-- BEGIN --
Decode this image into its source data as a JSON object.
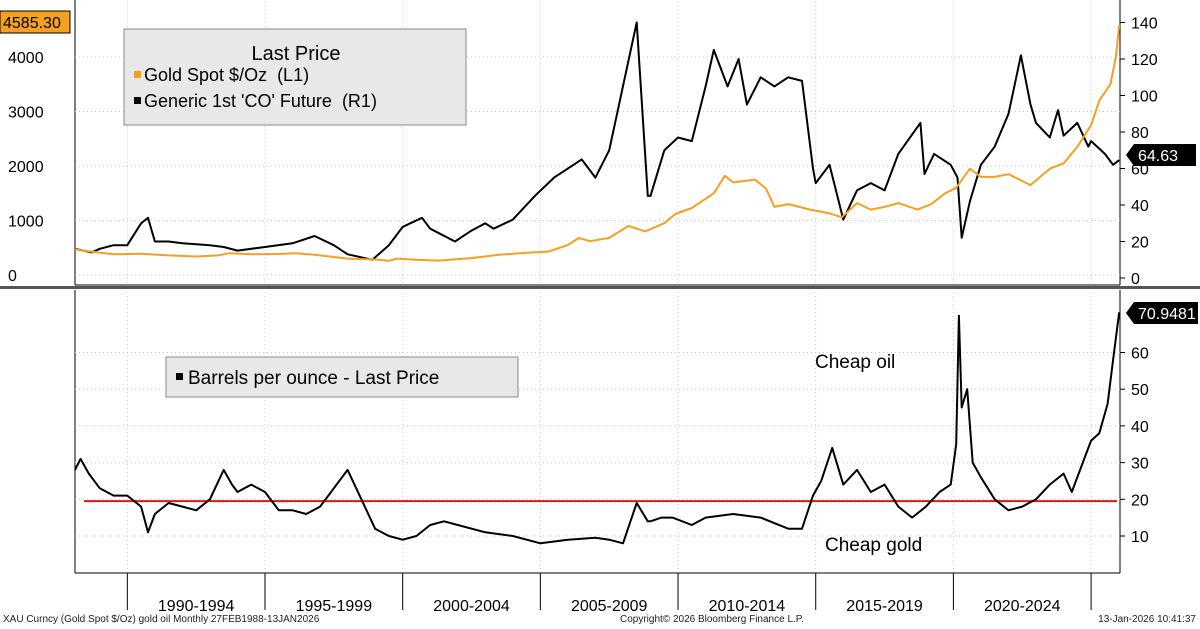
{
  "footer": {
    "left": "XAU Curncy (Gold Spot  $/Oz) gold oil Monthly 27FEB1988-13JAN2026",
    "center": "Copyright© 2026 Bloomberg Finance L.P.",
    "right": "13-Jan-2026 10:41:37"
  },
  "colors": {
    "gold": "#f5a020",
    "oil": "#000000",
    "ratio": "#000000",
    "reference_line": "#e0141e",
    "legend_bg": "#e8e8e8",
    "value_badge_gold": "#f5a020"
  },
  "chart_data": [
    {
      "type": "line",
      "title": "Last Price",
      "x_range": [
        1988.1,
        2026.05
      ],
      "x_tick_labels": [
        "1990-1994",
        "1995-1999",
        "2000-2004",
        "2005-2009",
        "2010-2014",
        "2015-2019",
        "2020-2024"
      ],
      "left_axis": {
        "ylim": [
          0,
          4700
        ],
        "ticks": [
          0,
          1000,
          2000,
          3000,
          4000
        ]
      },
      "right_axis": {
        "ylim": [
          0,
          150
        ],
        "ticks": [
          0,
          20,
          40,
          60,
          80,
          100,
          120,
          140
        ]
      },
      "last_value_labels": {
        "gold": "4585.30",
        "oil": "64.63"
      },
      "series": [
        {
          "name": "Gold Spot $/Oz  (L1)",
          "axis": "left",
          "x": [
            1988.1,
            1988.5,
            1989.5,
            1990.5,
            1991.5,
            1992.5,
            1993.3,
            1993.7,
            1994.5,
            1995.5,
            1996.1,
            1996.8,
            1997.5,
            1998,
            1999,
            1999.5,
            1999.8,
            2000.5,
            2001.3,
            2002.5,
            2003.5,
            2004.5,
            2005.3,
            2006,
            2006.4,
            2006.8,
            2007.5,
            2008.2,
            2008.8,
            2009.5,
            2009.9,
            2010.5,
            2011.3,
            2011.7,
            2012,
            2012.8,
            2013.2,
            2013.5,
            2014,
            2014.8,
            2015.5,
            2015.95,
            2016.5,
            2017,
            2017.5,
            2018,
            2018.7,
            2019.2,
            2019.7,
            2020.1,
            2020.6,
            2021,
            2021.5,
            2022,
            2022.8,
            2023.5,
            2024,
            2024.5,
            2025,
            2025.3,
            2025.7,
            2025.9,
            2026.02
          ],
          "y": [
            470,
            440,
            380,
            390,
            360,
            340,
            360,
            400,
            380,
            385,
            400,
            370,
            330,
            300,
            285,
            260,
            300,
            280,
            265,
            310,
            370,
            410,
            430,
            550,
            680,
            620,
            680,
            900,
            800,
            950,
            1120,
            1230,
            1500,
            1820,
            1700,
            1750,
            1580,
            1250,
            1300,
            1200,
            1130,
            1060,
            1320,
            1200,
            1250,
            1320,
            1200,
            1300,
            1500,
            1600,
            1950,
            1800,
            1800,
            1850,
            1650,
            1950,
            2050,
            2350,
            2750,
            3200,
            3500,
            4000,
            4585.3
          ]
        },
        {
          "name": "Generic 1st 'CO' Future  (R1)",
          "axis": "right",
          "x": [
            1988.1,
            1988.7,
            1989,
            1989.5,
            1990,
            1990.5,
            1990.75,
            1991,
            1991.5,
            1992,
            1993,
            1993.5,
            1994,
            1995,
            1996,
            1996.8,
            1997.5,
            1998,
            1998.9,
            1999.5,
            2000,
            2000.7,
            2001,
            2001.9,
            2002.5,
            2003,
            2003.3,
            2004,
            2004.8,
            2005.5,
            2006.5,
            2007,
            2007.5,
            2008.5,
            2008.9,
            2009,
            2009.5,
            2010,
            2010.5,
            2011,
            2011.3,
            2011.8,
            2012.2,
            2012.5,
            2013,
            2013.5,
            2014,
            2014.5,
            2014.9,
            2015,
            2015.5,
            2016,
            2016.5,
            2017,
            2017.5,
            2018,
            2018.8,
            2018.95,
            2019.3,
            2019.9,
            2020.15,
            2020.3,
            2020.6,
            2021,
            2021.5,
            2022,
            2022.45,
            2022.8,
            2023,
            2023.5,
            2023.8,
            2024,
            2024.5,
            2024.9,
            2025,
            2025.5,
            2025.8,
            2026.02
          ],
          "y": [
            16,
            14,
            16,
            18,
            18,
            30,
            33,
            20,
            20,
            19,
            18,
            17,
            15,
            17,
            19,
            23,
            18,
            13,
            10,
            18,
            28,
            33,
            27,
            20,
            26,
            30,
            27,
            32,
            45,
            55,
            65,
            55,
            70,
            140,
            45,
            45,
            70,
            77,
            75,
            105,
            125,
            105,
            120,
            95,
            110,
            105,
            110,
            108,
            60,
            52,
            62,
            32,
            48,
            52,
            48,
            68,
            85,
            57,
            68,
            62,
            55,
            22,
            42,
            62,
            72,
            90,
            122,
            95,
            85,
            77,
            92,
            78,
            85,
            72,
            75,
            68,
            62,
            64.63
          ]
        }
      ]
    },
    {
      "type": "line",
      "title": "",
      "x_range": [
        1988.1,
        2026.05
      ],
      "x_tick_labels": [
        "1990-1994",
        "1995-1999",
        "2000-2004",
        "2005-2009",
        "2010-2014",
        "2015-2019",
        "2020-2024"
      ],
      "right_axis": {
        "ylim": [
          0,
          76
        ],
        "ticks": [
          10,
          20,
          30,
          40,
          50,
          60
        ]
      },
      "last_value_label": "70.9481",
      "reference_line": {
        "y": 19.5
      },
      "annotations": [
        "Cheap oil",
        "Cheap gold"
      ],
      "series": [
        {
          "name": "Barrels per ounce - Last Price",
          "axis": "right",
          "x": [
            1988.1,
            1988.3,
            1988.6,
            1989,
            1989.5,
            1990,
            1990.5,
            1990.75,
            1991,
            1991.5,
            1992,
            1992.5,
            1993,
            1993.5,
            1993.8,
            1994,
            1994.5,
            1995,
            1995.5,
            1996,
            1996.5,
            1997,
            1997.5,
            1998,
            1998.5,
            1999,
            1999.5,
            2000,
            2000.5,
            2001,
            2001.5,
            2002,
            2003,
            2004,
            2005,
            2006,
            2007,
            2007.5,
            2008,
            2008.5,
            2008.9,
            2009,
            2009.4,
            2009.8,
            2010.5,
            2011,
            2012,
            2013,
            2014,
            2014.5,
            2014.9,
            2015.2,
            2015.6,
            2016,
            2016.5,
            2017,
            2017.5,
            2018,
            2018.5,
            2019,
            2019.5,
            2019.9,
            2020.1,
            2020.2,
            2020.3,
            2020.5,
            2020.7,
            2021,
            2021.5,
            2022,
            2022.5,
            2023,
            2023.5,
            2024,
            2024.3,
            2024.7,
            2025,
            2025.3,
            2025.6,
            2025.8,
            2026.02
          ],
          "y": [
            28,
            31,
            27,
            23,
            21,
            21,
            18,
            11,
            16,
            19,
            18,
            17,
            20,
            28,
            24,
            22,
            24,
            22,
            17,
            17,
            16,
            18,
            23,
            28,
            20,
            12,
            10,
            9,
            10,
            13,
            14,
            13,
            11,
            10,
            8,
            9,
            9.5,
            9,
            8,
            19,
            14,
            14,
            15,
            15,
            13,
            15,
            16,
            15,
            12,
            12,
            21,
            25,
            34,
            24,
            28,
            22,
            24,
            18,
            15,
            18,
            22,
            24,
            35,
            70,
            45,
            50,
            30,
            26,
            20,
            17,
            18,
            20,
            24,
            27,
            22,
            30,
            36,
            38,
            46,
            58,
            70.9481
          ]
        }
      ]
    }
  ]
}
-- END --
List the lines of the records where "Spot" occurs.

    "left": "XAU Curncy (Gold Spot  $/Oz) gold oil Monthly 27FEB1988-13JAN2026",
          "name": "Gold Spot $/Oz  (L1)",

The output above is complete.